--- Set task ---
Every record that follows should be printed verbatim.

Saved entries
════

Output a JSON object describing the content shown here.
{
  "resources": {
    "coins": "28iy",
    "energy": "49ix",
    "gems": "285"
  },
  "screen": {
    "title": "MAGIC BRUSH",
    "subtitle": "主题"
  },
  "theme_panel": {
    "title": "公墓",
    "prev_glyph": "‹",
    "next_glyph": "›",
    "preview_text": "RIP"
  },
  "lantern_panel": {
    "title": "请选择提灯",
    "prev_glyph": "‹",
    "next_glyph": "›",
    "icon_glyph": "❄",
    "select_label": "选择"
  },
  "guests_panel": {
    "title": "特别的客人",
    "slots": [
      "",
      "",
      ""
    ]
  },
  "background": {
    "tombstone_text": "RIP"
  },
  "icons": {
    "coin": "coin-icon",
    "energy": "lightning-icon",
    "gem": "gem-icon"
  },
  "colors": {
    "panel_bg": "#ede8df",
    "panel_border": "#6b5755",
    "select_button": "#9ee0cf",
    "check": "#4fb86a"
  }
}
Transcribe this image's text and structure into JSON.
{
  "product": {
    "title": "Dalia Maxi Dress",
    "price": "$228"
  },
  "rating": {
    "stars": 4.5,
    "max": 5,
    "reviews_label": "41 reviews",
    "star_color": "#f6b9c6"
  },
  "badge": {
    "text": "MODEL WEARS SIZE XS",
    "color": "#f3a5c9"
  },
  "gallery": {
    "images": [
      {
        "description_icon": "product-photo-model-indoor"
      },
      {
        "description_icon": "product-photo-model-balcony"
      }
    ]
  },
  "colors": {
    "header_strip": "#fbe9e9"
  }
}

════

--- Exercise output ---
Output a JSON object describing the content shown here.
{
  "resources": {
    "coins": "28iy",
    "energy": "49ix",
    "gems": "285"
  },
  "screen": {
    "title": "MAGIC BRUSH",
    "subtitle": "主题"
  },
  "theme_panel": {
    "title": "公墓",
    "prev_glyph": "‹",
    "next_glyph": "›",
    "preview_text": "RIP"
  },
  "lantern_panel": {
    "title": "请选择提灯",
    "prev_glyph": "‹",
    "next_glyph": "›",
    "icon_glyph": "❄",
    "select_label": "选择"
  },
  "guests_panel": {
    "title": "特别的客人",
    "slots": [
      "",
      "",
      ""
    ]
  },
  "background": {
    "tombstone_text": "RIP"
  },
  "icons": {
    "coin": "coin-icon",
    "energy": "lightning-icon",
    "gem": "gem-icon"
  },
  "colors": {
    "panel_bg": "#ede8df",
    "panel_border": "#6b5755",
    "select_button": "#9ee0cf",
    "check": "#4fb86a"
  }
}
Transcribe this image's text and structure into JSON.
{
  "product": {
    "title": "Dalia Maxi Dress",
    "price": "$228"
  },
  "rating": {
    "stars": 4.5,
    "max": 5,
    "reviews_label": "41 reviews",
    "star_color": "#f6b9c6"
  },
  "badge": {
    "text": "MODEL WEARS SIZE XS",
    "color": "#f3a5c9"
  },
  "gallery": {
    "images": [
      {
        "description_icon": "product-photo-model-indoor"
      },
      {
        "description_icon": "product-photo-model-balcony"
      }
    ]
  },
  "colors": {
    "header_strip": "#fbe9e9"
  }
}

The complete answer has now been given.